TEXTE FOURNI —
Faits à l'origine du litige

13.
    Le requérant est producteur de lait en Allemagne. Ayant souscrit, dans le cadre du règlement n° 1078/77, à un engagement qui a pris fin le 12 octobre 1983, il n'a pas produit de lait pendant l'année de référence retenue en application du règlement n° 857/84. En conséquence, il n'a pu se voir attribuer une quantité de référence ni, donc, commercialiser aucune quantité de lait exempte du prélèvement supplémentaire après l'entrée en vigueur du règlement n° 857/84.

14.
    Le requérant a reçu une quantité de référence après l'adoption du règlement n° 1639/91. Il a ainsi pu reprendre la production laitière à partir du 15 juin 1991.

15.
    Par lettre du 14 janvier 1993, il a demandé à la Commission un dédommagement des préjudices subis. Dans sa réponse du 10 février 1993, la Commission a suggéré au requérant d'attendre le règlement prévoyant l'indemnisation, qui avait été annoncé par la communication du 5 août 1992. Elle a rappelé que les institutions s'étaient engagées à renoncer à l'invocation de la prescription jusqu'à l'expiration du délai qui serait fixé par ce règlement.

TRAVAIL DEMANDÉ —
A - Recopiez le passage du texte fourni qui commence aux mots « Par lettre du » et s'arrête après « par ce règlement. ».
B - Répondez à ces questions d'après le texte fourni :
(i) À quelle date a pris fin l'engagement souscrit par le requérant dans le cadre du règlement n° 1078/77 ?
(ii) À partir de quelle date le requérant a-t-il pu reprendre la production laitière ?
(iii) De quand date la réponse de la Commission à la lettre du requérant ?
Les entrées ne jouent aucun rôle dans ce travail.

ENTRÉES DE DONNÉES —
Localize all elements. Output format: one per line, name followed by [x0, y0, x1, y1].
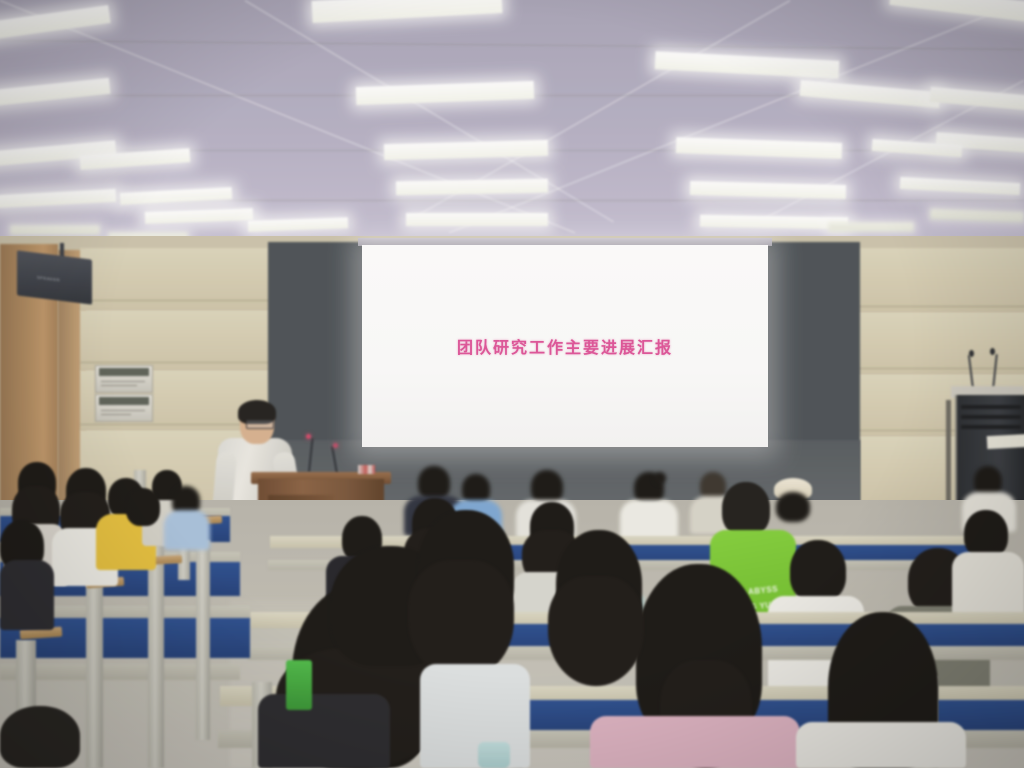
water-bottle	[478, 742, 510, 768]
audience-head	[964, 510, 1008, 558]
panel-groove	[856, 306, 1024, 307]
rack-paper-sheet	[987, 434, 1024, 449]
panel-line	[101, 414, 131, 415]
audience-body	[620, 500, 678, 540]
podium-microphone-indicator	[306, 434, 311, 439]
audience-body	[0, 560, 54, 630]
rack-microphone-head	[969, 350, 974, 357]
acoustic-wall-panel	[80, 248, 270, 311]
audience-head	[776, 492, 810, 522]
audience-head-foreground	[0, 706, 80, 768]
ceiling-light-panel	[828, 222, 914, 232]
audience-head	[126, 488, 160, 526]
panel-groove	[80, 300, 270, 301]
panel-line	[101, 410, 145, 411]
seat-post	[148, 546, 164, 768]
rack-slot	[961, 405, 1021, 409]
green-bag	[286, 660, 312, 710]
panel-line	[101, 385, 137, 386]
audience-body-foreground	[258, 694, 390, 768]
presenter-glasses	[246, 420, 274, 429]
panel-screen	[99, 397, 149, 405]
rack-microphone-head	[990, 348, 995, 355]
lecture-hall-photo: SPEAKER 团队研究工作主要进展汇报	[0, 0, 1024, 768]
audience-head	[531, 470, 563, 504]
panel-line	[101, 381, 145, 382]
rack-slot	[961, 425, 1021, 429]
audience-head	[790, 540, 846, 602]
panel-groove	[80, 362, 270, 363]
panel-screen	[99, 368, 149, 376]
audience-hair-foreground	[408, 560, 514, 680]
audience-body	[164, 510, 210, 550]
audience-hair-bun	[654, 472, 666, 484]
audience-head	[418, 466, 450, 500]
audience-body	[952, 552, 1024, 616]
wall-control-panel-lower[interactable]	[95, 394, 153, 422]
acoustic-wall-panel	[856, 248, 1024, 313]
seat-post	[86, 560, 103, 768]
projection-screen[interactable]: 团队研究工作主要进展汇报	[362, 245, 768, 447]
panel-groove	[856, 368, 1024, 369]
slide-title: 团队研究工作主要进展汇报	[362, 334, 768, 358]
ceiling-light-panel	[406, 213, 548, 226]
audience-body-foreground	[796, 722, 966, 768]
rack-slot	[961, 415, 1021, 419]
audience-head	[722, 482, 770, 536]
ceiling-light-panel	[10, 225, 100, 235]
audience-body-foreground	[590, 716, 800, 768]
audience-hair-foreground	[548, 576, 644, 686]
wall-control-panel-upper[interactable]	[95, 365, 153, 393]
ceiling	[0, 0, 1024, 248]
podium-microphone-indicator	[333, 443, 338, 448]
ceiling-light-panel	[396, 179, 548, 196]
podium-nameplate	[358, 465, 375, 474]
seat-post	[196, 540, 210, 740]
ceiling-light-panel	[700, 215, 848, 230]
audience-body-foreground	[420, 664, 530, 768]
acoustic-wall-panel	[856, 312, 1024, 375]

RÉPONSES —
A -
Par lettre du 14 janvier 1993, il a demandé à la Commission un dédommagement des préjudices subis. Dans sa réponse du 10 février 1993, la Commission a suggéré au requérant d'attendre le règlement prévoyant l'indemnisation, qui avait été annoncé par la communication du 5 août 1992. Elle a rappelé que les institutions s'étaient engagées à renoncer à l'invocation de la prescription jusqu'à l'expiration du délai qui serait fixé par ce règlement.

B -
(i) Le 12 octobre 1983.
(ii) Le 15 juin 1991.
(iii) Du 10 février 1993.